Using the material below, copy every line where "Login" appears.

[START Raw data]

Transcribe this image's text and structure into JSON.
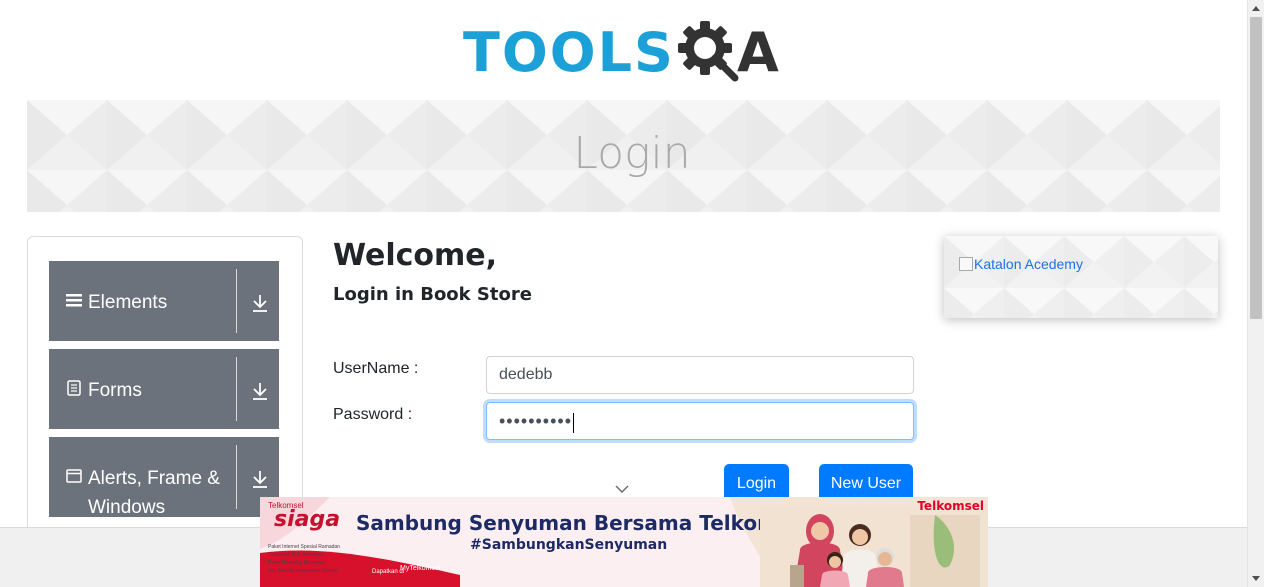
{
  "header": {
    "logo_text_left": "TOOLS",
    "logo_text_right": "A",
    "logo_icon": "gear-search-icon"
  },
  "banner": {
    "title": "Login"
  },
  "sidebar": {
    "groups": [
      {
        "label": "Elements",
        "icon": "hamburger-icon"
      },
      {
        "label": "Forms",
        "icon": "document-icon"
      },
      {
        "label": "Alerts, Frame & Windows",
        "icon": "window-icon"
      }
    ],
    "expand_icon": "download-arrow-icon"
  },
  "main": {
    "welcome": "Welcome,",
    "subtitle": "Login in Book Store",
    "username_label": "UserName :",
    "username_value": "dedebb",
    "password_label": "Password :",
    "password_masked": "••••••••••",
    "login_button": "Login",
    "new_user_button": "New User"
  },
  "right_ad": {
    "alt_text": "Katalon Acedemy"
  },
  "promo": {
    "brand_small": "Telkomsel",
    "brand": "siaga",
    "headline": "Sambung Senyuman Bersama Telkomsel",
    "hashtag": "#SambungkanSenyuman",
    "telkomsel_logo": "Telkomsel",
    "download_text": "Dapatkan di",
    "app_name": "MyTelkomsel",
    "list_items": [
      "Paket Internet Spesial Ramadan",
      "Telkomsel Poin Ramadan",
      "Paket Roaming Ramadan",
      "dan banyak penawaran lainnya"
    ]
  },
  "colors": {
    "brand_blue": "#1ba0d8",
    "accordion_gray": "#6b727c",
    "button_blue": "#007bff",
    "telkomsel_red": "#e4002b"
  }
}
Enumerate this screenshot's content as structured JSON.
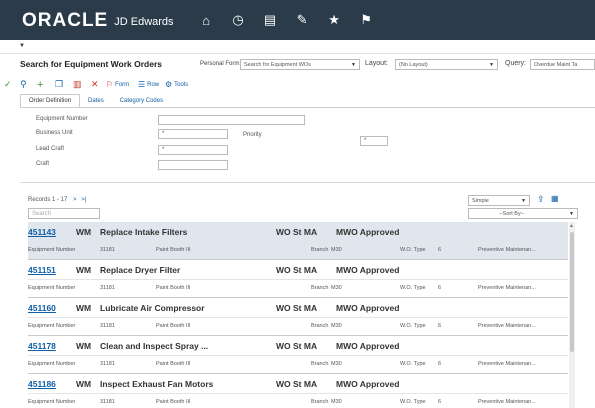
{
  "app": {
    "brand": "ORACLE",
    "product": "JD Edwards"
  },
  "form": {
    "title": "Search for Equipment Work Orders",
    "personal_form_label": "Personal Form:",
    "personal_form_value": "Search for Equipment WOs",
    "layout_label": "Layout:",
    "layout_value": "(No Layout)",
    "query_label": "Query:",
    "query_value": "Overdue Maint Ta"
  },
  "toolbar": {
    "form_label": "Form",
    "row_label": "Row",
    "tools_label": "Tools"
  },
  "tabs": [
    {
      "label": "Order Definition"
    },
    {
      "label": "Dates"
    },
    {
      "label": "Category Codes"
    }
  ],
  "fields": {
    "equipment_number": {
      "label": "Equipment Number",
      "value": ""
    },
    "business_unit": {
      "label": "Business Unit",
      "value": "*"
    },
    "priority": {
      "label": "Priority",
      "value": "*"
    },
    "lead_craft": {
      "label": "Lead Craft",
      "value": "*"
    },
    "craft": {
      "label": "Craft",
      "value": ""
    }
  },
  "grid": {
    "records": "Records 1 - 17",
    "search_placeholder": "Search",
    "view_mode": "Simple",
    "sort_by": "--Sort By--",
    "rows": [
      {
        "wo": "451143",
        "type": "WM",
        "desc": "Replace Intake Filters",
        "status": "WO St MA",
        "approval": "MWO Approved",
        "equip_label": "Equipment Number",
        "equip": "31181",
        "location": "Paint Booth III",
        "branch_label": "Branch",
        "branch": "M30",
        "wo_type_label": "W.O. Type",
        "wo_type": "6",
        "category": "Preventive Maintenan..."
      },
      {
        "wo": "451151",
        "type": "WM",
        "desc": "Replace Dryer Filter",
        "status": "WO St MA",
        "approval": "MWO Approved",
        "equip_label": "Equipment Number",
        "equip": "31181",
        "location": "Paint Booth III",
        "branch_label": "Branch",
        "branch": "M30",
        "wo_type_label": "W.O. Type",
        "wo_type": "6",
        "category": "Preventive Maintenan..."
      },
      {
        "wo": "451160",
        "type": "WM",
        "desc": "Lubricate Air Compressor",
        "status": "WO St MA",
        "approval": "MWO Approved",
        "equip_label": "Equipment Number",
        "equip": "31181",
        "location": "Paint Booth III",
        "branch_label": "Branch",
        "branch": "M30",
        "wo_type_label": "W.O. Type",
        "wo_type": "6",
        "category": "Preventive Maintenan..."
      },
      {
        "wo": "451178",
        "type": "WM",
        "desc": "Clean and Inspect Spray ...",
        "status": "WO St MA",
        "approval": "MWO Approved",
        "equip_label": "Equipment Number",
        "equip": "31181",
        "location": "Paint Booth III",
        "branch_label": "Branch",
        "branch": "M30",
        "wo_type_label": "W.O. Type",
        "wo_type": "6",
        "category": "Preventive Maintenan..."
      },
      {
        "wo": "451186",
        "type": "WM",
        "desc": "Inspect Exhaust Fan Motors",
        "status": "WO St MA",
        "approval": "MWO Approved",
        "equip_label": "Equipment Number",
        "equip": "31181",
        "location": "Paint Booth III",
        "branch_label": "Branch",
        "branch": "M30",
        "wo_type_label": "W.O. Type",
        "wo_type": "6",
        "category": "Preventive Maintenan..."
      }
    ]
  },
  "icons": {
    "home": "home-icon",
    "recent": "clock-icon",
    "reports": "chart-icon",
    "edit": "edit-icon",
    "favorites": "star-icon",
    "flag": "flag-icon"
  },
  "colors": {
    "topbar": "#2b3b4a",
    "link": "#0f5fa6",
    "selected_row": "#dfe6ee",
    "ok_check": "#3a9a3a",
    "add_plus": "#3a9a3a",
    "delete_red": "#c0392b"
  }
}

[END Raw data]

(Solution to this exercise)
    "title": "Login"
    "subtitle": "Login in Book Store",
    "login_button": "Login",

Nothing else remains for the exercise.